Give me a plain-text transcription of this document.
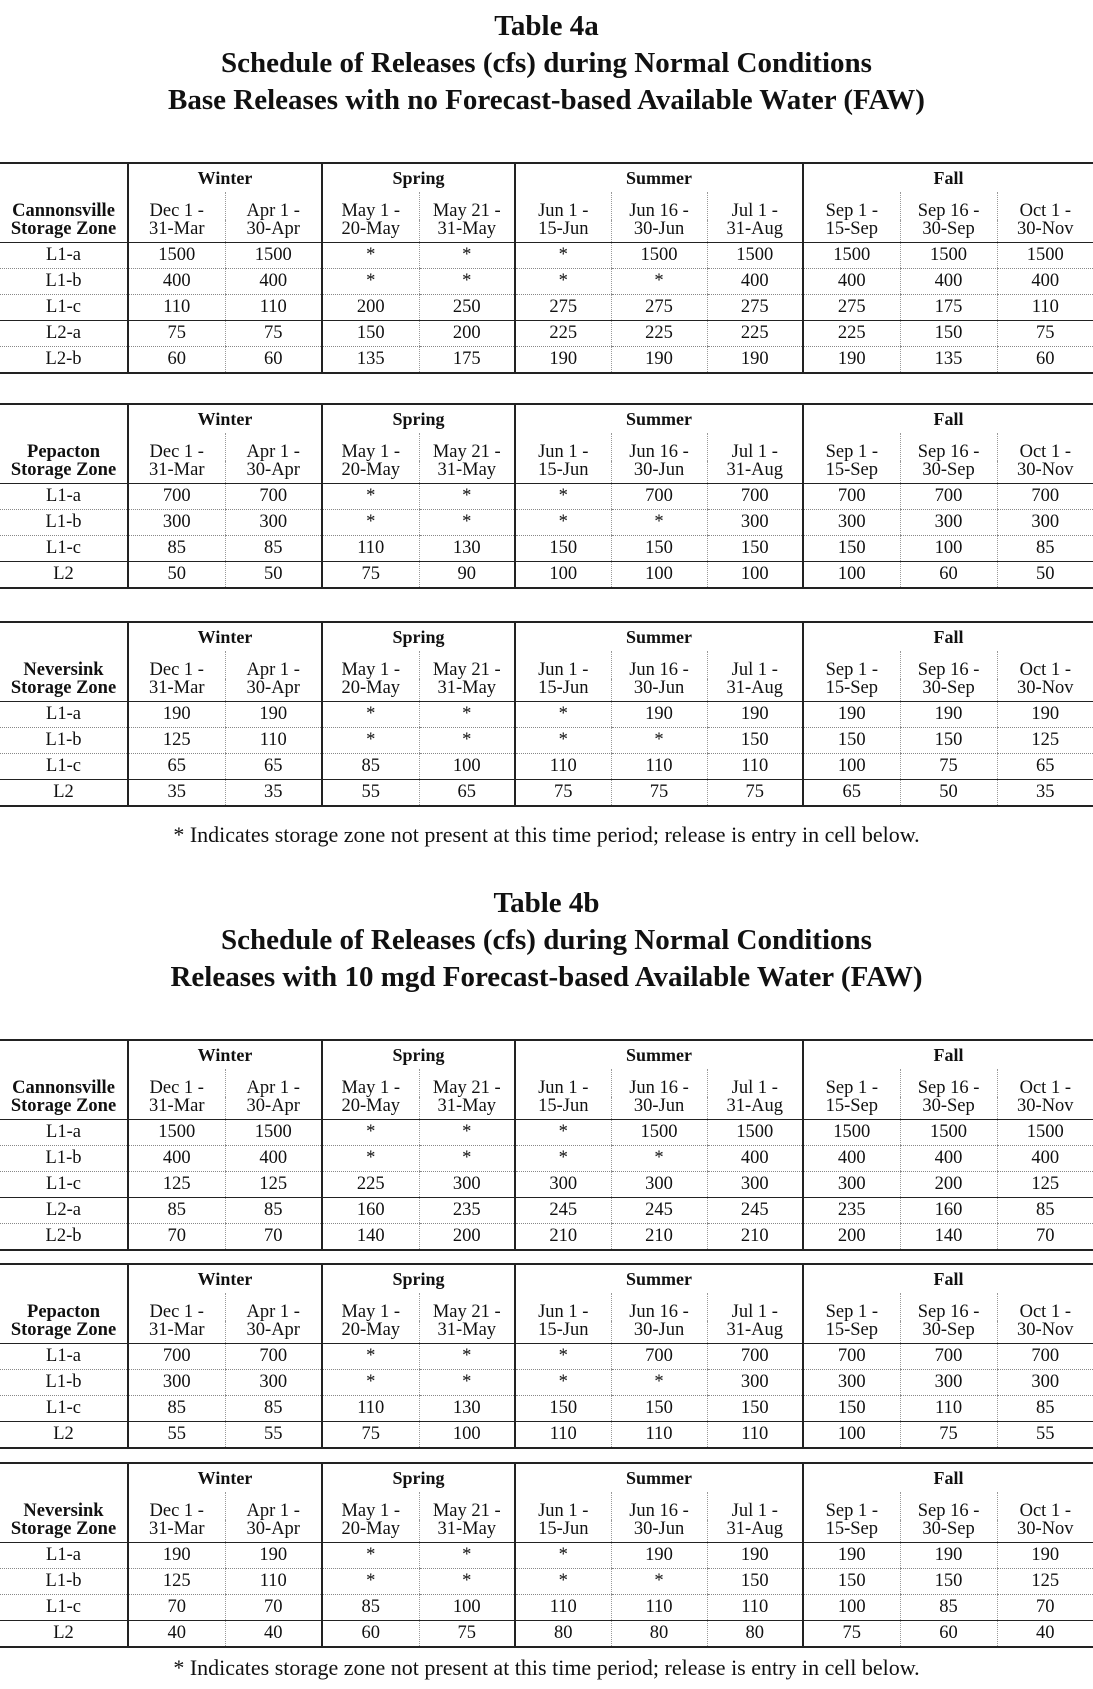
Table 4a
Schedule of Releases (cfs) during Normal Conditions
Base Releases with no Forecast-based Available Water (FAW)
	Winter		Spring		Summer			Fall		
Cannonsville	Dec 1 -	Apr 1 -	May 1 -	May 21 -	Jun 1 -	Jun 16 -	Jul 1 -	Sep 1 -	Sep 16 -	Oct 1 -
Storage Zone	31-Mar	30-Apr	20-May	31-May	15-Jun	30-Jun	31-Aug	15-Sep	30-Sep	30-Nov
L1-a	1500	1500	*	*	*	1500	1500	1500	1500	1500
L1-b	400	400	*	*	*	*	400	400	400	400
L1-c	110	110	200	250	275	275	275	275	175	110
L2-a	75	75	150	200	225	225	225	225	150	75
L2-b	60	60	135	175	190	190	190	190	135	60
	Winter		Spring		Summer			Fall		
Pepacton	Dec 1 -	Apr 1 -	May 1 -	May 21 -	Jun 1 -	Jun 16 -	Jul 1 -	Sep 1 -	Sep 16 -	Oct 1 -
Storage Zone	31-Mar	30-Apr	20-May	31-May	15-Jun	30-Jun	31-Aug	15-Sep	30-Sep	30-Nov
L1-a	700	700	*	*	*	700	700	700	700	700
L1-b	300	300	*	*	*	*	300	300	300	300
L1-c	85	85	110	130	150	150	150	150	100	85
L2	50	50	75	90	100	100	100	100	60	50
	Winter		Spring		Summer			Fall		
Neversink	Dec 1 -	Apr 1 -	May 1 -	May 21 -	Jun 1 -	Jun 16 -	Jul 1 -	Sep 1 -	Sep 16 -	Oct 1 -
Storage Zone	31-Mar	30-Apr	20-May	31-May	15-Jun	30-Jun	31-Aug	15-Sep	30-Sep	30-Nov
L1-a	190	190	*	*	*	190	190	190	190	190
L1-b	125	110	*	*	*	*	150	150	150	125
L1-c	65	65	85	100	110	110	110	100	75	65
L2	35	35	55	65	75	75	75	65	50	35
* Indicates storage zone not present at this time period; release is entry in cell below.
Table 4b
Schedule of Releases (cfs) during Normal Conditions
Releases with 10 mgd Forecast-based Available Water (FAW)
	Winter		Spring		Summer			Fall		
Cannonsville	Dec 1 -	Apr 1 -	May 1 -	May 21 -	Jun 1 -	Jun 16 -	Jul 1 -	Sep 1 -	Sep 16 -	Oct 1 -
Storage Zone	31-Mar	30-Apr	20-May	31-May	15-Jun	30-Jun	31-Aug	15-Sep	30-Sep	30-Nov
L1-a	1500	1500	*	*	*	1500	1500	1500	1500	1500
L1-b	400	400	*	*	*	*	400	400	400	400
L1-c	125	125	225	300	300	300	300	300	200	125
L2-a	85	85	160	235	245	245	245	235	160	85
L2-b	70	70	140	200	210	210	210	200	140	70
	Winter		Spring		Summer			Fall		
Pepacton	Dec 1 -	Apr 1 -	May 1 -	May 21 -	Jun 1 -	Jun 16 -	Jul 1 -	Sep 1 -	Sep 16 -	Oct 1 -
Storage Zone	31-Mar	30-Apr	20-May	31-May	15-Jun	30-Jun	31-Aug	15-Sep	30-Sep	30-Nov
L1-a	700	700	*	*	*	700	700	700	700	700
L1-b	300	300	*	*	*	*	300	300	300	300
L1-c	85	85	110	130	150	150	150	150	110	85
L2	55	55	75	100	110	110	110	100	75	55
	Winter		Spring		Summer			Fall		
Neversink	Dec 1 -	Apr 1 -	May 1 -	May 21 -	Jun 1 -	Jun 16 -	Jul 1 -	Sep 1 -	Sep 16 -	Oct 1 -
Storage Zone	31-Mar	30-Apr	20-May	31-May	15-Jun	30-Jun	31-Aug	15-Sep	30-Sep	30-Nov
L1-a	190	190	*	*	*	190	190	190	190	190
L1-b	125	110	*	*	*	*	150	150	150	125
L1-c	70	70	85	100	110	110	110	100	85	70
L2	40	40	60	75	80	80	80	75	60	40
* Indicates storage zone not present at this time period; release is entry in cell below.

━━━━━━━━━━━━━━━━━━━━

**Prompt**
Without the pictures, restate each entry exactly.

**Result below**
Give me a plain-text transcription of this document.
Table 4a
Schedule of Releases (cfs) during Normal Conditions
Base Releases with no Forecast-based Available Water (FAW)
	Winter		Spring		Summer			Fall		
Cannonsville	Dec 1 -	Apr 1 -	May 1 -	May 21 -	Jun 1 -	Jun 16 -	Jul 1 -	Sep 1 -	Sep 16 -	Oct 1 -
Storage Zone	31-Mar	30-Apr	20-May	31-May	15-Jun	30-Jun	31-Aug	15-Sep	30-Sep	30-Nov
L1-a	1500	1500	*	*	*	1500	1500	1500	1500	1500
L1-b	400	400	*	*	*	*	400	400	400	400
L1-c	110	110	200	250	275	275	275	275	175	110
L2-a	75	75	150	200	225	225	225	225	150	75
L2-b	60	60	135	175	190	190	190	190	135	60
	Winter		Spring		Summer			Fall		
Pepacton	Dec 1 -	Apr 1 -	May 1 -	May 21 -	Jun 1 -	Jun 16 -	Jul 1 -	Sep 1 -	Sep 16 -	Oct 1 -
Storage Zone	31-Mar	30-Apr	20-May	31-May	15-Jun	30-Jun	31-Aug	15-Sep	30-Sep	30-Nov
L1-a	700	700	*	*	*	700	700	700	700	700
L1-b	300	300	*	*	*	*	300	300	300	300
L1-c	85	85	110	130	150	150	150	150	100	85
L2	50	50	75	90	100	100	100	100	60	50
	Winter		Spring		Summer			Fall		
Neversink	Dec 1 -	Apr 1 -	May 1 -	May 21 -	Jun 1 -	Jun 16 -	Jul 1 -	Sep 1 -	Sep 16 -	Oct 1 -
Storage Zone	31-Mar	30-Apr	20-May	31-May	15-Jun	30-Jun	31-Aug	15-Sep	30-Sep	30-Nov
L1-a	190	190	*	*	*	190	190	190	190	190
L1-b	125	110	*	*	*	*	150	150	150	125
L1-c	65	65	85	100	110	110	110	100	75	65
L2	35	35	55	65	75	75	75	65	50	35
* Indicates storage zone not present at this time period; release is entry in cell below.
Table 4b
Schedule of Releases (cfs) during Normal Conditions
Releases with 10 mgd Forecast-based Available Water (FAW)
	Winter		Spring		Summer			Fall		
Cannonsville	Dec 1 -	Apr 1 -	May 1 -	May 21 -	Jun 1 -	Jun 16 -	Jul 1 -	Sep 1 -	Sep 16 -	Oct 1 -
Storage Zone	31-Mar	30-Apr	20-May	31-May	15-Jun	30-Jun	31-Aug	15-Sep	30-Sep	30-Nov
L1-a	1500	1500	*	*	*	1500	1500	1500	1500	1500
L1-b	400	400	*	*	*	*	400	400	400	400
L1-c	125	125	225	300	300	300	300	300	200	125
L2-a	85	85	160	235	245	245	245	235	160	85
L2-b	70	70	140	200	210	210	210	200	140	70
	Winter		Spring		Summer			Fall		
Pepacton	Dec 1 -	Apr 1 -	May 1 -	May 21 -	Jun 1 -	Jun 16 -	Jul 1 -	Sep 1 -	Sep 16 -	Oct 1 -
Storage Zone	31-Mar	30-Apr	20-May	31-May	15-Jun	30-Jun	31-Aug	15-Sep	30-Sep	30-Nov
L1-a	700	700	*	*	*	700	700	700	700	700
L1-b	300	300	*	*	*	*	300	300	300	300
L1-c	85	85	110	130	150	150	150	150	110	85
L2	55	55	75	100	110	110	110	100	75	55
	Winter		Spring		Summer			Fall		
Neversink	Dec 1 -	Apr 1 -	May 1 -	May 21 -	Jun 1 -	Jun 16 -	Jul 1 -	Sep 1 -	Sep 16 -	Oct 1 -
Storage Zone	31-Mar	30-Apr	20-May	31-May	15-Jun	30-Jun	31-Aug	15-Sep	30-Sep	30-Nov
L1-a	190	190	*	*	*	190	190	190	190	190
L1-b	125	110	*	*	*	*	150	150	150	125
L1-c	70	70	85	100	110	110	110	100	85	70
L2	40	40	60	75	80	80	80	75	60	40
* Indicates storage zone not present at this time period; release is entry in cell below.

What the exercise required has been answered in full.